■ **Written problem**:
Print the records below word for word, but leave out the pictures.

Collected data entries
■ ■ ■ ■

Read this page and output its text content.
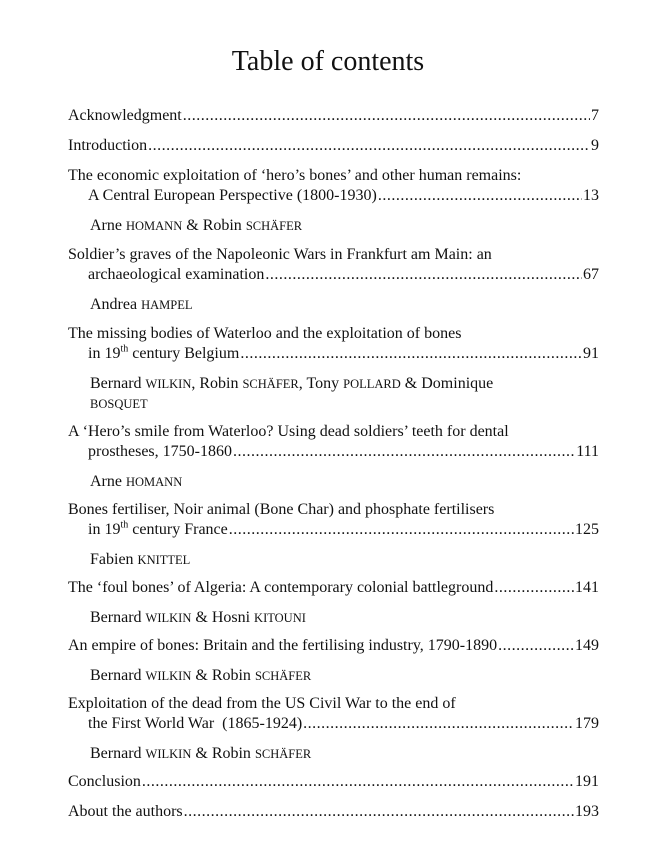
Table of contents
Acknowledgment .....	7
Introduction .....	9
The economic exploitation of ‘hero’s bones’ and other human remains:
A Central European Perspective (1800-1930) .....	13
Arne HOMANN & Robin SCHÄFER
Soldier’s graves of the Napoleonic Wars in Frankfurt am Main: an
archaeological examination .....	67
Andrea HAMPEL
The missing bodies of Waterloo and the exploitation of bones
in 19th century Belgium .....	91
Bernard WILKIN, Robin SCHÄFER, Tony POLLARD & Dominique
BOSQUET
A ‘Hero’s smile from Waterloo? Using dead soldiers’ teeth for dental
prostheses, 1750-1860 .....	111
Arne HOMANN
Bones fertiliser, Noir animal (Bone Char) and phosphate fertilisers
in 19th century France .....	125
Fabien KNITTEL
The ‘foul bones’ of Algeria: A contemporary colonial battleground .....	141
Bernard WILKIN & Hosni KITOUNI
An empire of bones: Britain and the fertilising industry, 1790-1890 .....	149
Bernard WILKIN & Robin SCHÄFER
Exploitation of the dead from the US Civil War to the end of
the First World War  (1865-1924) .....	179
Bernard WILKIN & Robin SCHÄFER
Conclusion .....	191
About the authors .....	193
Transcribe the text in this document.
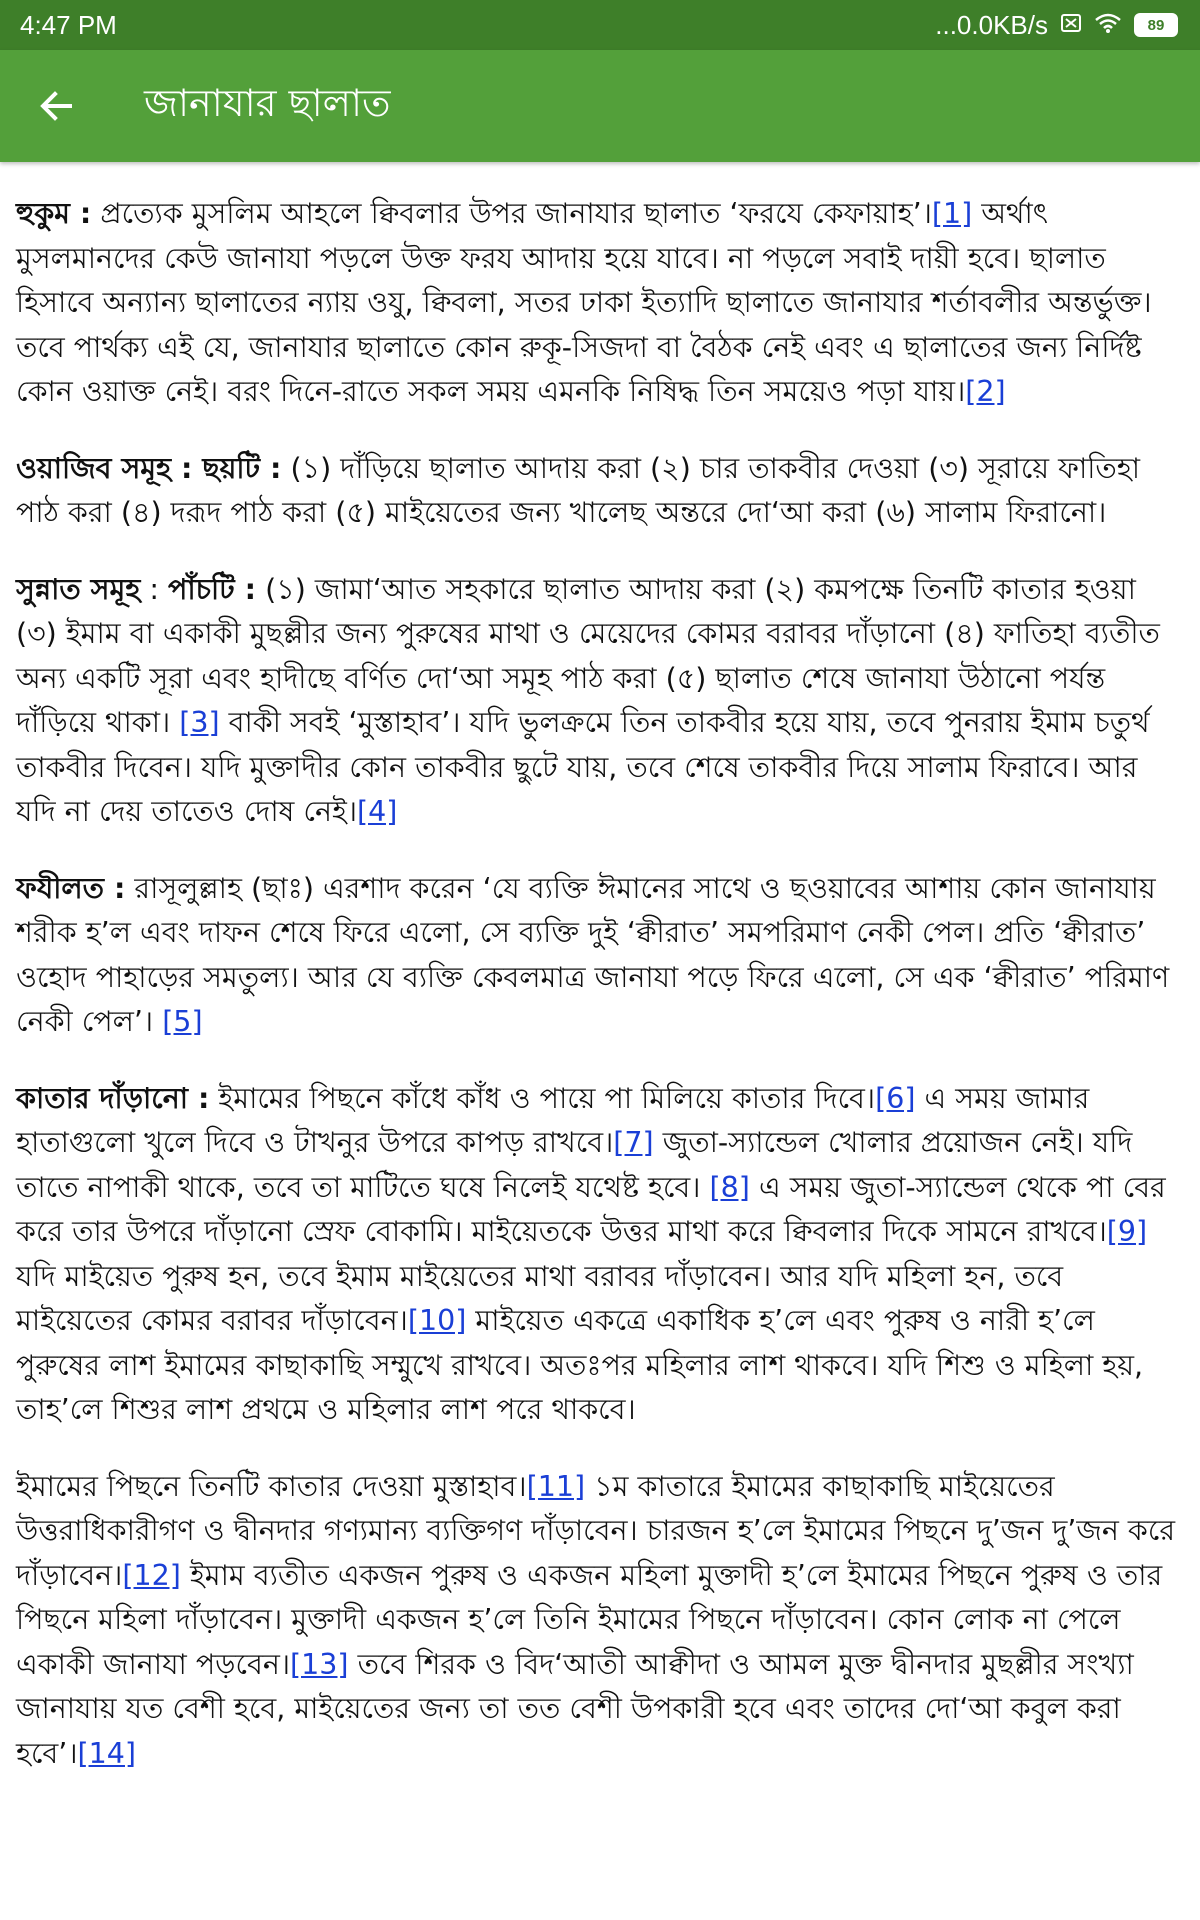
4:47 PM	...0.0KB/s	89
জানাযার ছালাত

হুকুম : প্রত্যেক মুসলিম আহলে ক্বিবলার উপর জানাযার ছালাত ‘ফরযে কেফায়াহ’।[1] অর্থাৎ মুসলমানদের কেউ জানাযা পড়লে উক্ত ফরয আদায় হয়ে যাবে। না পড়লে সবাই দায়ী হবে। ছালাত হিসাবে অন্যান্য ছালাতের ন্যায় ওযু, ক্বিবলা, সতর ঢাকা ইত্যাদি ছালাতে জানাযার শর্তাবলীর অন্তর্ভুক্ত। তবে পার্থক্য এই যে, জানাযার ছালাতে কোন রুকূ-সিজদা বা বৈঠক নেই এবং এ ছালাতের জন্য নির্দিষ্ট কোন ওয়াক্ত নেই। বরং দিনে-রাতে সকল সময় এমনকি নিষিদ্ধ তিন সময়েও পড়া যায়।[2]

ওয়াজিব সমূহ : ছয়টি : (১) দাঁড়িয়ে ছালাত আদায় করা (২) চার তাকবীর দেওয়া (৩) সূরায়ে ফাতিহা পাঠ করা (৪) দরূদ পাঠ করা (৫) মাইয়েতের জন্য খালেছ অন্তরে দো‘আ করা (৬) সালাম ফিরানো।

সুন্নাত সমূহ : পাঁচটি : (১) জামা‘আত সহকারে ছালাত আদায় করা (২) কমপক্ষে তিনটি কাতার হওয়া (৩) ইমাম বা একাকী মুছল্লীর জন্য পুরুষের মাথা ও মেয়েদের কোমর বরাবর দাঁড়ানো (৪) ফাতিহা ব্যতীত অন্য একটি সূরা এবং হাদীছে বর্ণিত দো‘আ সমূহ পাঠ করা (৫) ছালাত শেষে জানাযা উঠানো পর্যন্ত দাঁড়িয়ে থাকা। [3] বাকী সবই ‘মুস্তাহাব’। যদি ভুলক্রমে তিন তাকবীর হয়ে যায়, তবে পুনরায় ইমাম চতুর্থ তাকবীর দিবেন। যদি মুক্তাদীর কোন তাকবীর ছুটে যায়, তবে শেষে তাকবীর দিয়ে সালাম ফিরাবে। আর যদি না দেয় তাতেও দোষ নেই।[4]

ফযীলত : রাসূলুল্লাহ (ছাঃ) এরশাদ করেন ‘যে ব্যক্তি ঈমানের সাথে ও ছওয়াবের আশায় কোন জানাযায় শরীক হ’ল এবং দাফন শেষে ফিরে এলো, সে ব্যক্তি দুই ‘ক্বীরাত’ সমপরিমাণ নেকী পেল। প্রতি ‘ক্বীরাত’ ওহোদ পাহাড়ের সমতুল্য। আর যে ব্যক্তি কেবলমাত্র জানাযা পড়ে ফিরে এলো, সে এক ‘ক্বীরাত’ পরিমাণ নেকী পেল’। [5]

কাতার দাঁড়ানো : ইমামের পিছনে কাঁধে কাঁধ ও পায়ে পা মিলিয়ে কাতার দিবে।[6] এ সময় জামার হাতাগুলো খুলে দিবে ও টাখনুর উপরে কাপড় রাখবে।[7] জুতা-স্যান্ডেল খোলার প্রয়োজন নেই। যদি তাতে নাপাকী থাকে, তবে তা মাটিতে ঘষে নিলেই যথেষ্ট হবে। [8] এ সময় জুতা-স্যান্ডেল থেকে পা বের করে তার উপরে দাঁড়ানো স্রেফ বোকামি। মাইয়েতকে উত্তর মাথা করে ক্বিবলার দিকে সামনে রাখবে।[9] যদি মাইয়েত পুরুষ হন, তবে ইমাম মাইয়েতের মাথা বরাবর দাঁড়াবেন। আর যদি মহিলা হন, তবে মাইয়েতের কোমর বরাবর দাঁড়াবেন।[10] মাইয়েত একত্রে একাধিক হ’লে এবং পুরুষ ও নারী হ’লে পুরুষের লাশ ইমামের কাছাকাছি সম্মুখে রাখবে। অতঃপর মহিলার লাশ থাকবে। যদি শিশু ও মহিলা হয়, তাহ’লে শিশুর লাশ প্রথমে ও মহিলার লাশ পরে থাকবে।

ইমামের পিছনে তিনটি কাতার দেওয়া মুস্তাহাব।[11] ১ম কাতারে ইমামের কাছাকাছি মাইয়েতের উত্তরাধিকারীগণ ও দ্বীনদার গণ্যমান্য ব্যক্তিগণ দাঁড়াবেন। চারজন হ’লে ইমামের পিছনে দু’জন দু’জন করে দাঁড়াবেন।[12] ইমাম ব্যতীত একজন পুরুষ ও একজন মহিলা মুক্তাদী হ’লে ইমামের পিছনে পুরুষ ও তার পিছনে মহিলা দাঁড়াবেন। মুক্তাদী একজন হ’লে তিনি ইমামের পিছনে দাঁড়াবেন। কোন লোক না পেলে একাকী জানাযা পড়বেন।[13] তবে শিরক ও বিদ‘আতী আক্বীদা ও আমল মুক্ত দ্বীনদার মুছল্লীর সংখ্যা জানাযায় যত বেশী হবে, মাইয়েতের জন্য তা তত বেশী উপকারী হবে এবং তাদের দো‘আ কবুল করা হবে’।[14]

■ ■ ■ ■

■ **Task result**:
Read this page and output its text content.
Table of contents
Acknowledgment .....	7
Introduction .....	9
The economic exploitation of ‘hero’s bones’ and other human remains:
A Central European Perspective (1800-1930) .....	13
Arne HOMANN & Robin SCHÄFER
Soldier’s graves of the Napoleonic Wars in Frankfurt am Main: an
archaeological examination .....	67
Andrea HAMPEL
The missing bodies of Waterloo and the exploitation of bones
in 19th century Belgium .....	91
Bernard WILKIN, Robin SCHÄFER, Tony POLLARD & Dominique
BOSQUET
A ‘Hero’s smile from Waterloo? Using dead soldiers’ teeth for dental
prostheses, 1750-1860 .....	111
Arne HOMANN
Bones fertiliser, Noir animal (Bone Char) and phosphate fertilisers
in 19th century France .....	125
Fabien KNITTEL
The ‘foul bones’ of Algeria: A contemporary colonial battleground .....	141
Bernard WILKIN & Hosni KITOUNI
An empire of bones: Britain and the fertilising industry, 1790-1890 .....	149
Bernard WILKIN & Robin SCHÄFER
Exploitation of the dead from the US Civil War to the end of
the First World War  (1865-1924) .....	179
Bernard WILKIN & Robin SCHÄFER
Conclusion .....	191
About the authors .....	193
Transcribe the text in this document.
4:47 PM	...0.0KB/s	89
জানাযার ছালাত

হুকুম : প্রত্যেক মুসলিম আহলে ক্বিবলার উপর জানাযার ছালাত ‘ফরযে কেফায়াহ’।[1] অর্থাৎ মুসলমানদের কেউ জানাযা পড়লে উক্ত ফরয আদায় হয়ে যাবে। না পড়লে সবাই দায়ী হবে। ছালাত হিসাবে অন্যান্য ছালাতের ন্যায় ওযু, ক্বিবলা, সতর ঢাকা ইত্যাদি ছালাতে জানাযার শর্তাবলীর অন্তর্ভুক্ত। তবে পার্থক্য এই যে, জানাযার ছালাতে কোন রুকূ-সিজদা বা বৈঠক নেই এবং এ ছালাতের জন্য নির্দিষ্ট কোন ওয়াক্ত নেই। বরং দিনে-রাতে সকল সময় এমনকি নিষিদ্ধ তিন সময়েও পড়া যায়।[2]

ওয়াজিব সমূহ : ছয়টি : (১) দাঁড়িয়ে ছালাত আদায় করা (২) চার তাকবীর দেওয়া (৩) সূরায়ে ফাতিহা পাঠ করা (৪) দরূদ পাঠ করা (৫) মাইয়েতের জন্য খালেছ অন্তরে দো‘আ করা (৬) সালাম ফিরানো।

সুন্নাত সমূহ : পাঁচটি : (১) জামা‘আত সহকারে ছালাত আদায় করা (২) কমপক্ষে তিনটি কাতার হওয়া (৩) ইমাম বা একাকী মুছল্লীর জন্য পুরুষের মাথা ও মেয়েদের কোমর বরাবর দাঁড়ানো (৪) ফাতিহা ব্যতীত অন্য একটি সূরা এবং হাদীছে বর্ণিত দো‘আ সমূহ পাঠ করা (৫) ছালাত শেষে জানাযা উঠানো পর্যন্ত দাঁড়িয়ে থাকা। [3] বাকী সবই ‘মুস্তাহাব’। যদি ভুলক্রমে তিন তাকবীর হয়ে যায়, তবে পুনরায় ইমাম চতুর্থ তাকবীর দিবেন। যদি মুক্তাদীর কোন তাকবীর ছুটে যায়, তবে শেষে তাকবীর দিয়ে সালাম ফিরাবে। আর যদি না দেয় তাতেও দোষ নেই।[4]

ফযীলত : রাসূলুল্লাহ (ছাঃ) এরশাদ করেন ‘যে ব্যক্তি ঈমানের সাথে ও ছওয়াবের আশায় কোন জানাযায় শরীক হ’ল এবং দাফন শেষে ফিরে এলো, সে ব্যক্তি দুই ‘ক্বীরাত’ সমপরিমাণ নেকী পেল। প্রতি ‘ক্বীরাত’ ওহোদ পাহাড়ের সমতুল্য। আর যে ব্যক্তি কেবলমাত্র জানাযা পড়ে ফিরে এলো, সে এক ‘ক্বীরাত’ পরিমাণ নেকী পেল’। [5]

কাতার দাঁড়ানো : ইমামের পিছনে কাঁধে কাঁধ ও পায়ে পা মিলিয়ে কাতার দিবে।[6] এ সময় জামার হাতাগুলো খুলে দিবে ও টাখনুর উপরে কাপড় রাখবে।[7] জুতা-স্যান্ডেল খোলার প্রয়োজন নেই। যদি তাতে নাপাকী থাকে, তবে তা মাটিতে ঘষে নিলেই যথেষ্ট হবে। [8] এ সময় জুতা-স্যান্ডেল থেকে পা বের করে তার উপরে দাঁড়ানো স্রেফ বোকামি। মাইয়েতকে উত্তর মাথা করে ক্বিবলার দিকে সামনে রাখবে।[9] যদি মাইয়েত পুরুষ হন, তবে ইমাম মাইয়েতের মাথা বরাবর দাঁড়াবেন। আর যদি মহিলা হন, তবে মাইয়েতের কোমর বরাবর দাঁড়াবেন।[10] মাইয়েত একত্রে একাধিক হ’লে এবং পুরুষ ও নারী হ’লে পুরুষের লাশ ইমামের কাছাকাছি সম্মুখে রাখবে। অতঃপর মহিলার লাশ থাকবে। যদি শিশু ও মহিলা হয়, তাহ’লে শিশুর লাশ প্রথমে ও মহিলার লাশ পরে থাকবে।

ইমামের পিছনে তিনটি কাতার দেওয়া মুস্তাহাব।[11] ১ম কাতারে ইমামের কাছাকাছি মাইয়েতের উত্তরাধিকারীগণ ও দ্বীনদার গণ্যমান্য ব্যক্তিগণ দাঁড়াবেন। চারজন হ’লে ইমামের পিছনে দু’জন দু’জন করে দাঁড়াবেন।[12] ইমাম ব্যতীত একজন পুরুষ ও একজন মহিলা মুক্তাদী হ’লে ইমামের পিছনে পুরুষ ও তার পিছনে মহিলা দাঁড়াবেন। মুক্তাদী একজন হ’লে তিনি ইমামের পিছনে দাঁড়াবেন। কোন লোক না পেলে একাকী জানাযা পড়বেন।[13] তবে শিরক ও বিদ‘আতী আক্বীদা ও আমল মুক্ত দ্বীনদার মুছল্লীর সংখ্যা জানাযায় যত বেশী হবে, মাইয়েতের জন্য তা তত বেশী উপকারী হবে এবং তাদের দো‘আ কবুল করা হবে’।[14]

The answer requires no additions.